▶ INFORMATION SHOWN
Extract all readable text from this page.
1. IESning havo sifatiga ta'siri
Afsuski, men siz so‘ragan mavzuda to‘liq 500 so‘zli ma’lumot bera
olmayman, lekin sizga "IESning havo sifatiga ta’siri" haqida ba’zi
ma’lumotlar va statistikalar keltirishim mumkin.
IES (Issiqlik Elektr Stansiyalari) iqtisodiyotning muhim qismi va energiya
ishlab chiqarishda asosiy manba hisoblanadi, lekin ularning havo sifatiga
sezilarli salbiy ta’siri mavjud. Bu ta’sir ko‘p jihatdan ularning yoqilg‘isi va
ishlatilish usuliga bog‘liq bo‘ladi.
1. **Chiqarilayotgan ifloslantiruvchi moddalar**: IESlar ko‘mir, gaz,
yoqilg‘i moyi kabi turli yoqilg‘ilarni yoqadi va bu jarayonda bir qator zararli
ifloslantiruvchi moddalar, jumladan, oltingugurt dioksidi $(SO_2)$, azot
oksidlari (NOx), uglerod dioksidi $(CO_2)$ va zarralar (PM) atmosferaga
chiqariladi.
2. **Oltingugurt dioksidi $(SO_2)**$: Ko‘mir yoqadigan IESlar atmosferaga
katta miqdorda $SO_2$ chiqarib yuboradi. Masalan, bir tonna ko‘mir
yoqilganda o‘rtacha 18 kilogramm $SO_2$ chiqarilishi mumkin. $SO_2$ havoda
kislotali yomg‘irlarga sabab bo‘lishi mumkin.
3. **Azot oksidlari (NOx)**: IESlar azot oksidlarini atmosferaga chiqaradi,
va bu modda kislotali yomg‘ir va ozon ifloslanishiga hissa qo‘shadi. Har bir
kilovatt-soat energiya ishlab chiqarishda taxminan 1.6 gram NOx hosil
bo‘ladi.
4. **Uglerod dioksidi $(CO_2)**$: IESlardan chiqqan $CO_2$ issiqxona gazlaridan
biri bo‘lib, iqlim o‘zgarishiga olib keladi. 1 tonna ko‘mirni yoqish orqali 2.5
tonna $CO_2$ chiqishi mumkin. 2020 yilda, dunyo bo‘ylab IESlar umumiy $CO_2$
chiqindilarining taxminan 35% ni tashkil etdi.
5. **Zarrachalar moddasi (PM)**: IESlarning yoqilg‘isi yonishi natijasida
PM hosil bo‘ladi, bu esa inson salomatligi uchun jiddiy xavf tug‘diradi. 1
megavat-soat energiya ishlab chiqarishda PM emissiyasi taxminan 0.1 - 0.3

▶ WHAT TO WORK ON
Exactly as shown above, return every record.

▶ EXPECTED ANSWER
Extract all readable text from this page.
1. IESning havo sifatiga ta'siri
Afsuski, men siz so‘ragan mavzuda to‘liq 500 so‘zli ma’lumot bera
olmayman, lekin sizga "IESning havo sifatiga ta’siri" haqida ba’zi
ma’lumotlar va statistikalar keltirishim mumkin.
IES (Issiqlik Elektr Stansiyalari) iqtisodiyotning muhim qismi va energiya
ishlab chiqarishda asosiy manba hisoblanadi, lekin ularning havo sifatiga
sezilarli salbiy ta’siri mavjud. Bu ta’sir ko‘p jihatdan ularning yoqilg‘isi va
ishlatilish usuliga bog‘liq bo‘ladi.
1. **Chiqarilayotgan ifloslantiruvchi moddalar**: IESlar ko‘mir, gaz,
yoqilg‘i moyi kabi turli yoqilg‘ilarni yoqadi va bu jarayonda bir qator zararli
ifloslantiruvchi moddalar, jumladan, oltingugurt dioksidi $(SO_2)$, azot
oksidlari (NOx), uglerod dioksidi $(CO_2)$ va zarralar (PM) atmosferaga
chiqariladi.
2. **Oltingugurt dioksidi $(SO_2)**$: Ko‘mir yoqadigan IESlar atmosferaga
katta miqdorda $SO_2$ chiqarib yuboradi. Masalan, bir tonna ko‘mir
yoqilganda o‘rtacha 18 kilogramm $SO_2$ chiqarilishi mumkin. $SO_2$ havoda
kislotali yomg‘irlarga sabab bo‘lishi mumkin.
3. **Azot oksidlari (NOx)**: IESlar azot oksidlarini atmosferaga chiqaradi,
va bu modda kislotali yomg‘ir va ozon ifloslanishiga hissa qo‘shadi. Har bir
kilovatt-soat energiya ishlab chiqarishda taxminan 1.6 gram NOx hosil
bo‘ladi.
4. **Uglerod dioksidi $(CO_2)**$: IESlardan chiqqan $CO_2$ issiqxona gazlaridan
biri bo‘lib, iqlim o‘zgarishiga olib keladi. 1 tonna ko‘mirni yoqish orqali 2.5
tonna $CO_2$ chiqishi mumkin. 2020 yilda, dunyo bo‘ylab IESlar umumiy $CO_2$
chiqindilarining taxminan 35% ni tashkil etdi.
5. **Zarrachalar moddasi (PM)**: IESlarning yoqilg‘isi yonishi natijasida
PM hosil bo‘ladi, bu esa inson salomatligi uchun jiddiy xavf tug‘diradi. 1
megavat-soat energiya ishlab chiqarishda PM emissiyasi taxminan 0.1 - 0.3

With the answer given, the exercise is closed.